* _Job_:
Reproduce the records below in full and exactly, without their images.

Raw records
··········

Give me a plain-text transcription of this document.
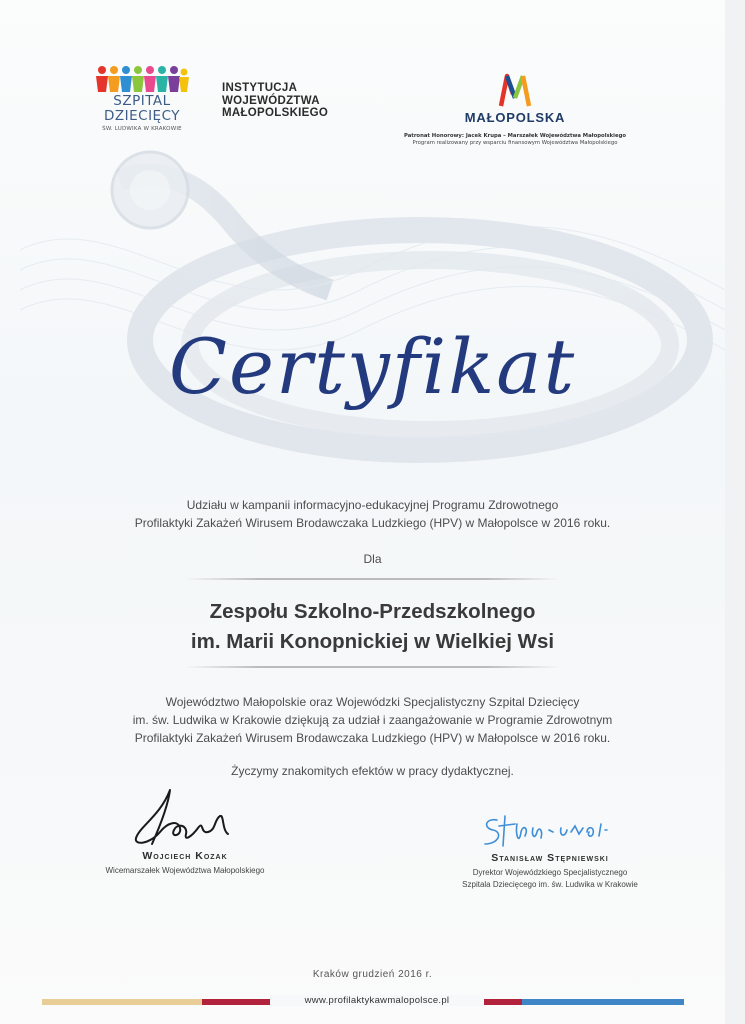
SZPITAL
DZIECIĘCY
ŚW. LUDWIKA W KRAKOWIE
INSTYTUCJA
WOJEWÓDZTWA
MAŁOPOLSKIEGO	MAŁOPOLSKA
Patronat Honorowy: Jacek Krupa – Marszałek Województwa Małopolskiego
Program realizowany przy wsparciu finansowym Województwa Małopolskiego
Certyfikat
Udziału w kampanii informacyjno-edukacyjnej Programu Zdrowotnego
Profilaktyki Zakażeń Wirusem Brodawczaka Ludzkiego (HPV) w Małopolsce w 2016 roku.
Dla
Zespołu Szkolno-Przedszkolnego
im. Marii Konopnickiej w Wielkiej Wsi
Województwo Małopolskie oraz Wojewódzki Specjalistyczny Szpital Dziecięcy
im. św. Ludwika w Krakowie dziękują za udział i zaangażowanie w Programie Zdrowotnym
Profilaktyki Zakażeń Wirusem Brodawczaka Ludzkiego (HPV) w Małopolsce w 2016 roku.
Życzymy znakomitych efektów w pracy dydaktycznej.
Wojciech Kozak
Wicemarszałek Województwa Małopolskiego
Stanisław Stępniewski
Dyrektor Wojewódzkiego Specjalistycznego
Szpitala Dziecięcego im. św. Ludwika w Krakowie
Kraków grudzień 2016 r.
www.profilaktykawmalopolsce.pl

··········

* _Written solution_:
Give me a plain-text transcription of this document.
SZPITAL
DZIECIĘCY
ŚW. LUDWIKA W KRAKOWIE
INSTYTUCJA
WOJEWÓDZTWA
MAŁOPOLSKIEGO	MAŁOPOLSKA
Patronat Honorowy: Jacek Krupa – Marszałek Województwa Małopolskiego
Program realizowany przy wsparciu finansowym Województwa Małopolskiego
Certyfikat
Udziału w kampanii informacyjno-edukacyjnej Programu Zdrowotnego
Profilaktyki Zakażeń Wirusem Brodawczaka Ludzkiego (HPV) w Małopolsce w 2016 roku.
Dla
Zespołu Szkolno-Przedszkolnego
im. Marii Konopnickiej w Wielkiej Wsi
Województwo Małopolskie oraz Wojewódzki Specjalistyczny Szpital Dziecięcy
im. św. Ludwika w Krakowie dziękują za udział i zaangażowanie w Programie Zdrowotnym
Profilaktyki Zakażeń Wirusem Brodawczaka Ludzkiego (HPV) w Małopolsce w 2016 roku.
Życzymy znakomitych efektów w pracy dydaktycznej.
Wojciech Kozak
Wicemarszałek Województwa Małopolskiego
Stanisław Stępniewski
Dyrektor Wojewódzkiego Specjalistycznego
Szpitala Dziecięcego im. św. Ludwika w Krakowie
Kraków grudzień 2016 r.
www.profilaktykawmalopolsce.pl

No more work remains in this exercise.